| What is required |
Copy all lines holding the word "screenshot" from the entries.

| Records from a data source |
....

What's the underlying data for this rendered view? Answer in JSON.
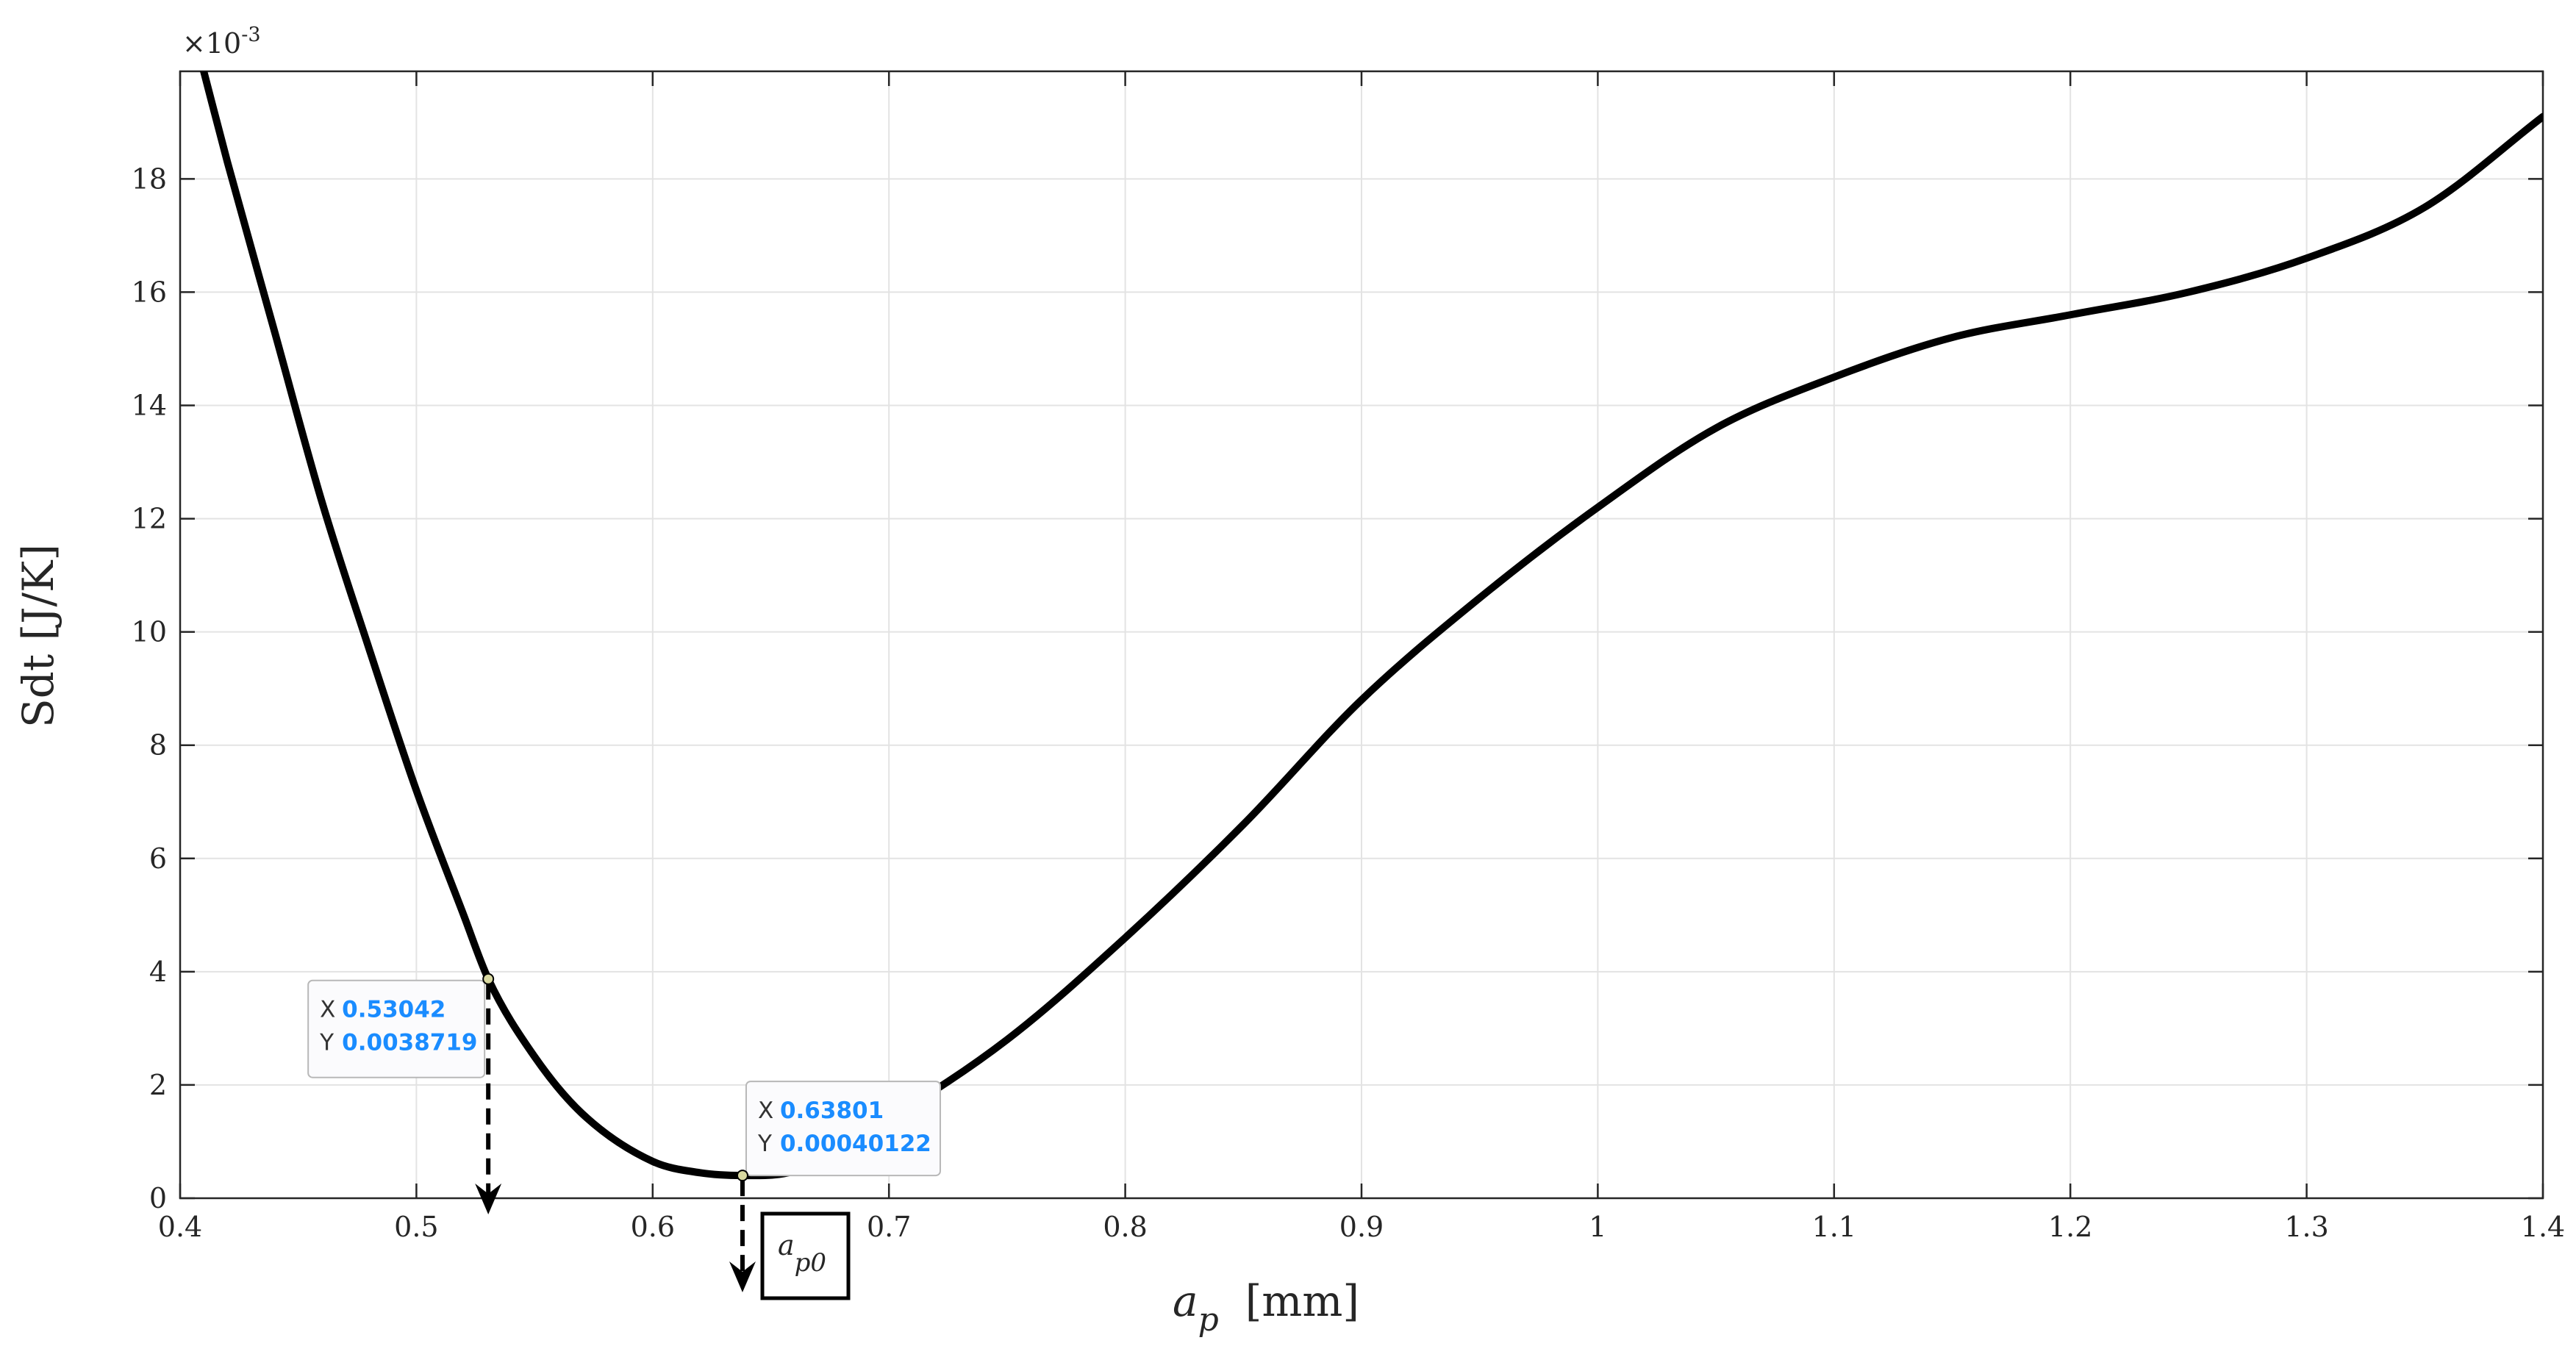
{
  "chart_data": {
    "type": "line",
    "xlabel_symbol": "a",
    "xlabel_subscript": "p",
    "xlabel_unit": "[mm]",
    "ylabel": "Sdt  [J/K]",
    "y_exponent_label": "×10",
    "y_exponent_power": "-3",
    "xlim": [
      0.4,
      1.4
    ],
    "ylim": [
      0,
      0.0199
    ],
    "grid": true,
    "x_ticks": [
      0.4,
      0.5,
      0.6,
      0.7,
      0.8,
      0.9,
      1,
      1.1,
      1.2,
      1.3,
      1.4
    ],
    "x_tick_labels": [
      "0.4",
      "0.5",
      "0.6",
      "0.7",
      "0.8",
      "0.9",
      "1",
      "1.1",
      "1.2",
      "1.3",
      "1.4"
    ],
    "y_ticks": [
      0,
      0.002,
      0.004,
      0.006,
      0.008,
      0.01,
      0.012,
      0.014,
      0.016,
      0.018
    ],
    "y_tick_labels": [
      "0",
      "2",
      "4",
      "6",
      "8",
      "10",
      "12",
      "14",
      "16",
      "18"
    ],
    "series": [
      {
        "x": [
          0.4,
          0.41,
          0.42,
          0.44,
          0.46,
          0.48,
          0.5,
          0.52,
          0.53042,
          0.55,
          0.57,
          0.6,
          0.62,
          0.63801,
          0.66,
          0.7,
          0.75,
          0.8,
          0.85,
          0.9,
          0.95,
          1.0,
          1.05,
          1.1,
          1.15,
          1.2,
          1.25,
          1.3,
          1.35,
          1.4
        ],
        "y": [
          0.0215,
          0.0199,
          0.0183,
          0.0153,
          0.0123,
          0.0097,
          0.0072,
          0.005,
          0.0038719,
          0.0025,
          0.0015,
          0.00065,
          0.00045,
          0.00040122,
          0.00048,
          0.0014,
          0.0028,
          0.0046,
          0.0066,
          0.0088,
          0.0106,
          0.0122,
          0.0136,
          0.0145,
          0.0152,
          0.0156,
          0.016,
          0.0166,
          0.0175,
          0.0191
        ],
        "color": "#000000"
      }
    ],
    "datatips": [
      {
        "x_label": "X",
        "y_label": "Y",
        "x_text": "0.53042",
        "y_text": "0.0038719",
        "x": 0.53042,
        "y": 0.0038719
      },
      {
        "x_label": "X",
        "y_label": "Y",
        "x_text": "0.63801",
        "y_text": "0.00040122",
        "x": 0.63801,
        "y": 0.00040122
      }
    ],
    "annotation_symbol": "a",
    "annotation_subscript": "p0",
    "value_color": "#1a8cff",
    "line_color": "#000000",
    "grid_color": "#e3e3e3"
  }
}
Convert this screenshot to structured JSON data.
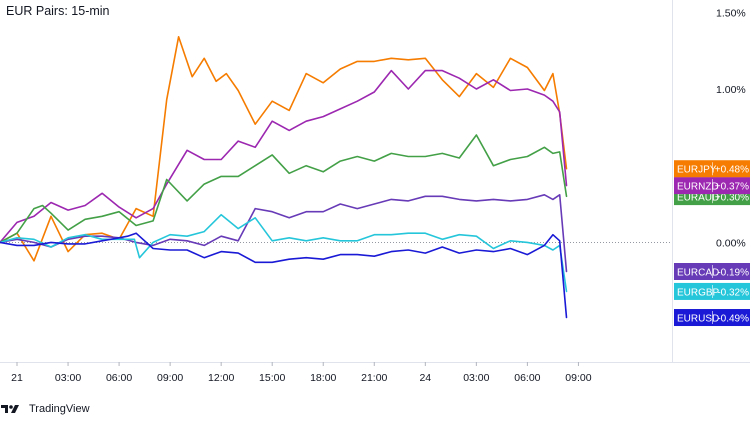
{
  "chart_data": {
    "type": "line",
    "title": "EUR Pairs: 15-min",
    "y_unit": "%",
    "ylim": [
      -0.78,
      1.58
    ],
    "y_ticks": [
      "1.50%",
      "1.00%",
      "0.00%"
    ],
    "y_tick_values": [
      1.5,
      1.0,
      0.0
    ],
    "x_ticks": [
      "21",
      "03:00",
      "06:00",
      "09:00",
      "12:00",
      "15:00",
      "18:00",
      "21:00",
      "24",
      "03:00",
      "06:00",
      "09:00"
    ],
    "x_tick_hours": [
      0,
      3,
      6,
      9,
      12,
      15,
      18,
      21,
      24,
      27,
      30,
      33
    ],
    "x_range_hours": [
      -1,
      38.5
    ],
    "grid": false,
    "zero_line": true,
    "series": [
      {
        "name": "EURJPY",
        "label": "+0.48%",
        "color": "#f57c00",
        "x": [
          -1,
          0,
          1,
          2,
          3,
          4,
          5,
          6,
          7,
          8,
          8.8,
          9.5,
          10.3,
          11,
          11.7,
          12.3,
          13,
          14,
          15,
          16,
          17,
          18,
          19,
          20,
          21,
          22,
          23,
          24,
          25,
          26,
          27,
          28,
          29,
          30,
          31,
          31.5,
          31.9,
          32.3
        ],
        "y": [
          0.0,
          0.06,
          -0.12,
          0.17,
          -0.06,
          0.05,
          0.06,
          0.02,
          0.22,
          0.17,
          0.93,
          1.34,
          1.08,
          1.2,
          1.05,
          1.1,
          0.99,
          0.77,
          0.92,
          0.86,
          1.1,
          1.04,
          1.13,
          1.18,
          1.18,
          1.2,
          1.19,
          1.2,
          1.06,
          0.95,
          1.1,
          1.01,
          1.2,
          1.14,
          0.99,
          1.1,
          0.84,
          0.48
        ]
      },
      {
        "name": "EURNZD",
        "label": "+0.37%",
        "color": "#9c27b0",
        "x": [
          -1,
          0,
          1,
          2,
          3,
          4,
          5,
          6,
          7,
          8,
          8.8,
          10,
          11,
          12,
          13,
          14,
          15,
          16,
          17,
          18,
          19,
          20,
          21,
          22,
          23,
          24,
          25,
          26,
          27,
          28,
          29,
          30,
          31,
          31.5,
          31.9,
          32.3
        ],
        "y": [
          0.0,
          0.13,
          0.17,
          0.26,
          0.21,
          0.24,
          0.32,
          0.23,
          0.16,
          0.22,
          0.38,
          0.6,
          0.54,
          0.54,
          0.66,
          0.62,
          0.79,
          0.73,
          0.79,
          0.82,
          0.87,
          0.92,
          0.98,
          1.12,
          1.0,
          1.12,
          1.12,
          1.07,
          1.0,
          1.06,
          0.99,
          1.0,
          0.96,
          0.92,
          0.85,
          0.37
        ]
      },
      {
        "name": "EURAUD",
        "label": "+0.30%",
        "color": "#43a047",
        "x": [
          -1,
          0,
          1,
          1.5,
          2,
          3,
          4,
          5,
          6,
          7,
          8,
          8.8,
          10,
          11,
          12,
          13,
          14,
          15,
          16,
          17,
          18,
          19,
          20,
          21,
          22,
          23,
          24,
          25,
          26,
          27,
          28,
          29,
          30,
          31,
          31.5,
          31.9,
          32.3
        ],
        "y": [
          0.0,
          0.06,
          0.22,
          0.24,
          0.19,
          0.08,
          0.15,
          0.17,
          0.2,
          0.11,
          0.14,
          0.41,
          0.27,
          0.38,
          0.43,
          0.43,
          0.5,
          0.57,
          0.45,
          0.5,
          0.46,
          0.53,
          0.56,
          0.53,
          0.58,
          0.56,
          0.56,
          0.58,
          0.55,
          0.7,
          0.5,
          0.54,
          0.56,
          0.62,
          0.58,
          0.59,
          0.3
        ]
      },
      {
        "name": "EURCAD",
        "label": "-0.19%",
        "color": "#673ab7",
        "x": [
          -1,
          0,
          1,
          2,
          3,
          4,
          5,
          6,
          7,
          8,
          9,
          10,
          11,
          12,
          13,
          14,
          15,
          16,
          17,
          18,
          19,
          20,
          21,
          22,
          23,
          24,
          25,
          26,
          27,
          28,
          29,
          30,
          31,
          31.5,
          31.9,
          32.3
        ],
        "y": [
          0.0,
          0.02,
          0.0,
          -0.03,
          0.02,
          0.04,
          0.04,
          0.03,
          0.0,
          -0.02,
          0.02,
          0.01,
          -0.02,
          0.04,
          0.01,
          0.22,
          0.2,
          0.16,
          0.2,
          0.2,
          0.25,
          0.22,
          0.25,
          0.28,
          0.27,
          0.3,
          0.3,
          0.28,
          0.27,
          0.28,
          0.27,
          0.28,
          0.31,
          0.28,
          0.31,
          -0.19
        ]
      },
      {
        "name": "EURGBP",
        "label": "-0.32%",
        "color": "#26c6da",
        "x": [
          -1,
          0,
          1,
          2,
          3,
          4,
          5,
          6,
          6.9,
          7.2,
          8,
          9,
          10,
          11,
          12,
          13,
          14,
          15,
          16,
          17,
          18,
          19,
          20,
          21,
          22,
          23,
          24,
          25,
          26,
          27,
          28,
          29,
          30,
          31,
          31.5,
          31.9,
          32.3
        ],
        "y": [
          0.0,
          0.03,
          0.02,
          -0.03,
          0.03,
          0.05,
          0.02,
          0.02,
          0.02,
          -0.1,
          0.0,
          0.05,
          0.04,
          0.07,
          0.18,
          0.09,
          0.16,
          0.01,
          0.03,
          0.01,
          0.03,
          0.01,
          0.01,
          0.05,
          0.05,
          0.06,
          0.06,
          0.02,
          0.05,
          0.04,
          -0.04,
          0.01,
          0.0,
          -0.02,
          -0.05,
          -0.02,
          -0.32
        ]
      },
      {
        "name": "EURUSD",
        "label": "-0.49%",
        "color": "#1a1ad6",
        "x": [
          -1,
          0,
          1,
          2,
          3,
          4,
          5,
          6,
          6.5,
          7,
          8,
          9,
          10,
          11,
          12,
          13,
          14,
          15,
          16,
          17,
          18,
          19,
          20,
          21,
          22,
          23,
          24,
          25,
          26,
          27,
          28,
          29,
          30,
          31,
          31.5,
          31.9,
          32.3
        ],
        "y": [
          0.0,
          -0.02,
          -0.02,
          0.0,
          -0.01,
          -0.01,
          0.01,
          0.03,
          0.04,
          0.06,
          -0.04,
          -0.05,
          -0.05,
          -0.1,
          -0.06,
          -0.07,
          -0.13,
          -0.13,
          -0.11,
          -0.1,
          -0.11,
          -0.08,
          -0.08,
          -0.09,
          -0.06,
          -0.05,
          -0.07,
          -0.03,
          -0.07,
          -0.05,
          -0.06,
          -0.04,
          -0.08,
          -0.02,
          0.05,
          0.01,
          -0.49
        ]
      }
    ]
  },
  "footer": {
    "brand": "TradingView",
    "logo_icon": "tradingview-logo-icon"
  }
}
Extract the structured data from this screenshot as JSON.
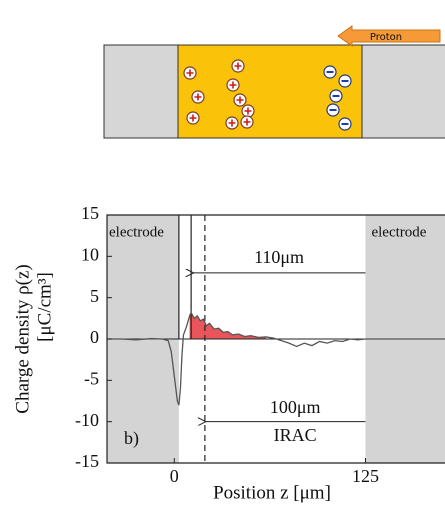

....

| Solution for this exercise |
Convert this screenshot to structured JSON data.
Extract the structured data from this screenshot as JSON.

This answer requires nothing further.